| WORK REQUEST |
Every line of the material must be written out again unchanged.

| STUDY MATERIAL |
◇ ◇ ◇ ◇ ◇ ◇ ◇
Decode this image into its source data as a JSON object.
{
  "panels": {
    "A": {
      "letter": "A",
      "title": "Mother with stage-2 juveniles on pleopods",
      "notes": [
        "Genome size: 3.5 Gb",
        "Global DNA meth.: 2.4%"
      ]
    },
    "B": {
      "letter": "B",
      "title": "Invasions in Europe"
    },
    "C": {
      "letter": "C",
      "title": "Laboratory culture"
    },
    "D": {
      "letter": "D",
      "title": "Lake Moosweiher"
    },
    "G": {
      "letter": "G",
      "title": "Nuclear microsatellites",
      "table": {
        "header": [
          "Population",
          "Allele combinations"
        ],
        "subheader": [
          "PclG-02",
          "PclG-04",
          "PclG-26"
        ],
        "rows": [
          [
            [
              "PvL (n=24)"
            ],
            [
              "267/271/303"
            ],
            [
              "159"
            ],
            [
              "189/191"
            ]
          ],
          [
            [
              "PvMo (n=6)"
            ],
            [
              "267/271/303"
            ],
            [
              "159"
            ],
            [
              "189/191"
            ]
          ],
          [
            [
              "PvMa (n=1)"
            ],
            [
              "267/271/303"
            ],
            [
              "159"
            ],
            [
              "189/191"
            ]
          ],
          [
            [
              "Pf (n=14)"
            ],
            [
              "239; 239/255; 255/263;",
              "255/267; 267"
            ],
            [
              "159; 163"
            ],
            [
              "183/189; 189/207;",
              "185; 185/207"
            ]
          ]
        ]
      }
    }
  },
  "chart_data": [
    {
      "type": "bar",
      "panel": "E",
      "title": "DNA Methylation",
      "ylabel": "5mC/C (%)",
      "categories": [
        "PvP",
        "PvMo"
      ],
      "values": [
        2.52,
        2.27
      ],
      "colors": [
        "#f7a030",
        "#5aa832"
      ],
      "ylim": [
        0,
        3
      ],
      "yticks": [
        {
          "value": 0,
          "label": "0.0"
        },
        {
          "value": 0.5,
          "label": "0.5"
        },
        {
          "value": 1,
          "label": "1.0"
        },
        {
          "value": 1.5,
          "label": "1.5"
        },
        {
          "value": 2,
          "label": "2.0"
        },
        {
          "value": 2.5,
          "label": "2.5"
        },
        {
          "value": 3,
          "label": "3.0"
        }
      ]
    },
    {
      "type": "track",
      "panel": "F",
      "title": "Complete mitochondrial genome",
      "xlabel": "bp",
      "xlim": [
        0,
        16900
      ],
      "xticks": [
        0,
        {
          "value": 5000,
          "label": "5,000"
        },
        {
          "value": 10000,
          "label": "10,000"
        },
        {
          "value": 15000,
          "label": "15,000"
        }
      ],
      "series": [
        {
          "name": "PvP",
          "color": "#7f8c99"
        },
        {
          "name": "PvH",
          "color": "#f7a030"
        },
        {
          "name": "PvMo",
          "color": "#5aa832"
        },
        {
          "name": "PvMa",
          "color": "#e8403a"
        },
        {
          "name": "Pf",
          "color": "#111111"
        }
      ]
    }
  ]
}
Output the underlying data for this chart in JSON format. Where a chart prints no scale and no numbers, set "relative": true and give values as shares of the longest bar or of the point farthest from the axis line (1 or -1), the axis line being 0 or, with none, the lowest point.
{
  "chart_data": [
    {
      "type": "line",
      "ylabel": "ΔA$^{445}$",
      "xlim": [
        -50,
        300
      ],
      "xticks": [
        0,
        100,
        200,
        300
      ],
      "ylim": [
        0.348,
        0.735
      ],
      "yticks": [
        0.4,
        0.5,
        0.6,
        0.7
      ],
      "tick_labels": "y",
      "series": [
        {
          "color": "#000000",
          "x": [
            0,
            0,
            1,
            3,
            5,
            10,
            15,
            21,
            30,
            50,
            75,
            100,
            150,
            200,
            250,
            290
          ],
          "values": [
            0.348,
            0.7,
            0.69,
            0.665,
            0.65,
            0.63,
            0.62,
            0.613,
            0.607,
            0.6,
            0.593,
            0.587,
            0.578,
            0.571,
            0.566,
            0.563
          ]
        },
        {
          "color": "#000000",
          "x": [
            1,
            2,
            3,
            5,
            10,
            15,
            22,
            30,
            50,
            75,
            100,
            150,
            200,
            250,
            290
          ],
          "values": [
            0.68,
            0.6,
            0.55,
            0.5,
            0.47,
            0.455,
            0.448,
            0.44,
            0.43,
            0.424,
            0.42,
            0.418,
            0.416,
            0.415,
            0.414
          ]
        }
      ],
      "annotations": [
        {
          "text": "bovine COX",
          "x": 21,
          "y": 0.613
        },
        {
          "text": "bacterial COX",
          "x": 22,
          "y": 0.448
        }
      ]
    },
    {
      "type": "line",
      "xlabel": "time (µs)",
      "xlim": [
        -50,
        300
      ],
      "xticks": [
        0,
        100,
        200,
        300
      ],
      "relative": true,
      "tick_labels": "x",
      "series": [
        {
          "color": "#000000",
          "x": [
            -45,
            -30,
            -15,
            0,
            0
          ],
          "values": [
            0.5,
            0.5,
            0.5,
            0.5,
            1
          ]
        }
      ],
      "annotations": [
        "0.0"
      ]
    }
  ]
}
◇ ◇ ◇ ◇ ◇ ◇ ◇
| SOLUTION |
Decode this image into its source data as a JSON object.
{
  "panels": {
    "A": {
      "letter": "A",
      "title": "Mother with stage-2 juveniles on pleopods",
      "notes": [
        "Genome size: 3.5 Gb",
        "Global DNA meth.: 2.4%"
      ]
    },
    "B": {
      "letter": "B",
      "title": "Invasions in Europe"
    },
    "C": {
      "letter": "C",
      "title": "Laboratory culture"
    },
    "D": {
      "letter": "D",
      "title": "Lake Moosweiher"
    },
    "G": {
      "letter": "G",
      "title": "Nuclear microsatellites",
      "table": {
        "header": [
          "Population",
          "Allele combinations"
        ],
        "subheader": [
          "PclG-02",
          "PclG-04",
          "PclG-26"
        ],
        "rows": [
          [
            [
              "PvL (n=24)"
            ],
            [
              "267/271/303"
            ],
            [
              "159"
            ],
            [
              "189/191"
            ]
          ],
          [
            [
              "PvMo (n=6)"
            ],
            [
              "267/271/303"
            ],
            [
              "159"
            ],
            [
              "189/191"
            ]
          ],
          [
            [
              "PvMa (n=1)"
            ],
            [
              "267/271/303"
            ],
            [
              "159"
            ],
            [
              "189/191"
            ]
          ],
          [
            [
              "Pf (n=14)"
            ],
            [
              "239; 239/255; 255/263;",
              "255/267; 267"
            ],
            [
              "159; 163"
            ],
            [
              "183/189; 189/207;",
              "185; 185/207"
            ]
          ]
        ]
      }
    }
  },
  "chart_data": [
    {
      "type": "bar",
      "panel": "E",
      "title": "DNA Methylation",
      "ylabel": "5mC/C (%)",
      "categories": [
        "PvP",
        "PvMo"
      ],
      "values": [
        2.52,
        2.27
      ],
      "colors": [
        "#f7a030",
        "#5aa832"
      ],
      "ylim": [
        0,
        3
      ],
      "yticks": [
        {
          "value": 0,
          "label": "0.0"
        },
        {
          "value": 0.5,
          "label": "0.5"
        },
        {
          "value": 1,
          "label": "1.0"
        },
        {
          "value": 1.5,
          "label": "1.5"
        },
        {
          "value": 2,
          "label": "2.0"
        },
        {
          "value": 2.5,
          "label": "2.5"
        },
        {
          "value": 3,
          "label": "3.0"
        }
      ]
    },
    {
      "type": "track",
      "panel": "F",
      "title": "Complete mitochondrial genome",
      "xlabel": "bp",
      "xlim": [
        0,
        16900
      ],
      "xticks": [
        0,
        {
          "value": 5000,
          "label": "5,000"
        },
        {
          "value": 10000,
          "label": "10,000"
        },
        {
          "value": 15000,
          "label": "15,000"
        }
      ],
      "series": [
        {
          "name": "PvP",
          "color": "#7f8c99"
        },
        {
          "name": "PvH",
          "color": "#f7a030"
        },
        {
          "name": "PvMo",
          "color": "#5aa832"
        },
        {
          "name": "PvMa",
          "color": "#e8403a"
        },
        {
          "name": "Pf",
          "color": "#111111"
        }
      ]
    }
  ]
}
Output the underlying data for this chart in JSON format. Where a chart prints no scale and no numbers, set "relative": true and give values as shares of the longest bar or of the point farthest from the axis line (1 or -1), the axis line being 0 or, with none, the lowest point.
{
  "chart_data": [
    {
      "type": "line",
      "ylabel": "ΔA$^{445}$",
      "xlim": [
        -50,
        300
      ],
      "xticks": [
        0,
        100,
        200,
        300
      ],
      "ylim": [
        0.348,
        0.735
      ],
      "yticks": [
        0.4,
        0.5,
        0.6,
        0.7
      ],
      "tick_labels": "y",
      "series": [
        {
          "color": "#000000",
          "x": [
            0,
            0,
            1,
            3,
            5,
            10,
            15,
            21,
            30,
            50,
            75,
            100,
            150,
            200,
            250,
            290
          ],
          "values": [
            0.348,
            0.7,
            0.69,
            0.665,
            0.65,
            0.63,
            0.62,
            0.613,
            0.607,
            0.6,
            0.593,
            0.587,
            0.578,
            0.571,
            0.566,
            0.563
          ]
        },
        {
          "color": "#000000",
          "x": [
            1,
            2,
            3,
            5,
            10,
            15,
            22,
            30,
            50,
            75,
            100,
            150,
            200,
            250,
            290
          ],
          "values": [
            0.68,
            0.6,
            0.55,
            0.5,
            0.47,
            0.455,
            0.448,
            0.44,
            0.43,
            0.424,
            0.42,
            0.418,
            0.416,
            0.415,
            0.414
          ]
        }
      ],
      "annotations": [
        {
          "text": "bovine COX",
          "x": 21,
          "y": 0.613
        },
        {
          "text": "bacterial COX",
          "x": 22,
          "y": 0.448
        }
      ]
    },
    {
      "type": "line",
      "xlabel": "time (µs)",
      "xlim": [
        -50,
        300
      ],
      "xticks": [
        0,
        100,
        200,
        300
      ],
      "relative": true,
      "tick_labels": "x",
      "series": [
        {
          "color": "#000000",
          "x": [
            -45,
            -30,
            -15,
            0,
            0
          ],
          "values": [
            0.5,
            0.5,
            0.5,
            0.5,
            1
          ]
        }
      ],
      "annotations": [
        "0.0"
      ]
    }
  ]
}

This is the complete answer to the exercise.